## EXTRACTED MATERIAL

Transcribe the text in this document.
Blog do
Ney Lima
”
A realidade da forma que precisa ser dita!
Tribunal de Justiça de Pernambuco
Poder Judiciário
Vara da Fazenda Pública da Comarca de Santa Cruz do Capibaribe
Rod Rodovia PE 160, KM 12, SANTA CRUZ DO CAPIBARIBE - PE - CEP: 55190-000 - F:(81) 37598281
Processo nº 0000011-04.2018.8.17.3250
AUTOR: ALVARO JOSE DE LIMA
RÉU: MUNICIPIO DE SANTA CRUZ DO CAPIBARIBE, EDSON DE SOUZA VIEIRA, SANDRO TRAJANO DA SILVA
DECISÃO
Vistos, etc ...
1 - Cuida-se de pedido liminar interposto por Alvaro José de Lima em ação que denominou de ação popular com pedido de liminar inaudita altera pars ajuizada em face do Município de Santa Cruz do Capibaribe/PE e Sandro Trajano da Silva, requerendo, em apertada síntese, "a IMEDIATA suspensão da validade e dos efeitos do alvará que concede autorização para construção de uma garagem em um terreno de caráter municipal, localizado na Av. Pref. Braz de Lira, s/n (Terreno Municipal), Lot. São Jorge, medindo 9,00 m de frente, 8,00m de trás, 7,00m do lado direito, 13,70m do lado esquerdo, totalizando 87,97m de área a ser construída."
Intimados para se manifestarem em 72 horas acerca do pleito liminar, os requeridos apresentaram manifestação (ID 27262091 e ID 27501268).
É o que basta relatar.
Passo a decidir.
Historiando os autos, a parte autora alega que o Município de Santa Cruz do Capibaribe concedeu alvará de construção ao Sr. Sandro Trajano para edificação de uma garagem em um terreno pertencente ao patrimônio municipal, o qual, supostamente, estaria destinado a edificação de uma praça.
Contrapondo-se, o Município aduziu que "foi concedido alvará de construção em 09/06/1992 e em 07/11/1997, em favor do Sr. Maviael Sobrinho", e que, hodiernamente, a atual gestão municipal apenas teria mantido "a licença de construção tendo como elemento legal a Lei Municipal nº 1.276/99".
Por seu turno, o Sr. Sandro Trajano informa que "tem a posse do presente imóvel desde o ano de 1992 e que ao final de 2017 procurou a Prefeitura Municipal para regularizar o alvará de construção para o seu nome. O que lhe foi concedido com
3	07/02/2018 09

## EXERCISE GOAL
Each record above should be output again exactly.

## WRITTEN REPLY
Transcribe the text in this document.
Blog do
Ney Lima
”
A realidade da forma que precisa ser dita!
Tribunal de Justiça de Pernambuco
Poder Judiciário
Vara da Fazenda Pública da Comarca de Santa Cruz do Capibaribe
Rod Rodovia PE 160, KM 12, SANTA CRUZ DO CAPIBARIBE - PE - CEP: 55190-000 - F:(81) 37598281
Processo nº 0000011-04.2018.8.17.3250
AUTOR: ALVARO JOSE DE LIMA
RÉU: MUNICIPIO DE SANTA CRUZ DO CAPIBARIBE, EDSON DE SOUZA VIEIRA, SANDRO TRAJANO DA SILVA
DECISÃO
Vistos, etc ...
1 - Cuida-se de pedido liminar interposto por Alvaro José de Lima em ação que denominou de ação popular com pedido de liminar inaudita altera pars ajuizada em face do Município de Santa Cruz do Capibaribe/PE e Sandro Trajano da Silva, requerendo, em apertada síntese, "a IMEDIATA suspensão da validade e dos efeitos do alvará que concede autorização para construção de uma garagem em um terreno de caráter municipal, localizado na Av. Pref. Braz de Lira, s/n (Terreno Municipal), Lot. São Jorge, medindo 9,00 m de frente, 8,00m de trás, 7,00m do lado direito, 13,70m do lado esquerdo, totalizando 87,97m de área a ser construída."
Intimados para se manifestarem em 72 horas acerca do pleito liminar, os requeridos apresentaram manifestação (ID 27262091 e ID 27501268).
É o que basta relatar.
Passo a decidir.
Historiando os autos, a parte autora alega que o Município de Santa Cruz do Capibaribe concedeu alvará de construção ao Sr. Sandro Trajano para edificação de uma garagem em um terreno pertencente ao patrimônio municipal, o qual, supostamente, estaria destinado a edificação de uma praça.
Contrapondo-se, o Município aduziu que "foi concedido alvará de construção em 09/06/1992 e em 07/11/1997, em favor do Sr. Maviael Sobrinho", e que, hodiernamente, a atual gestão municipal apenas teria mantido "a licença de construção tendo como elemento legal a Lei Municipal nº 1.276/99".
Por seu turno, o Sr. Sandro Trajano informa que "tem a posse do presente imóvel desde o ano de 1992 e que ao final de 2017 procurou a Prefeitura Municipal para regularizar o alvará de construção para o seu nome. O que lhe foi concedido com
3	07/02/2018 09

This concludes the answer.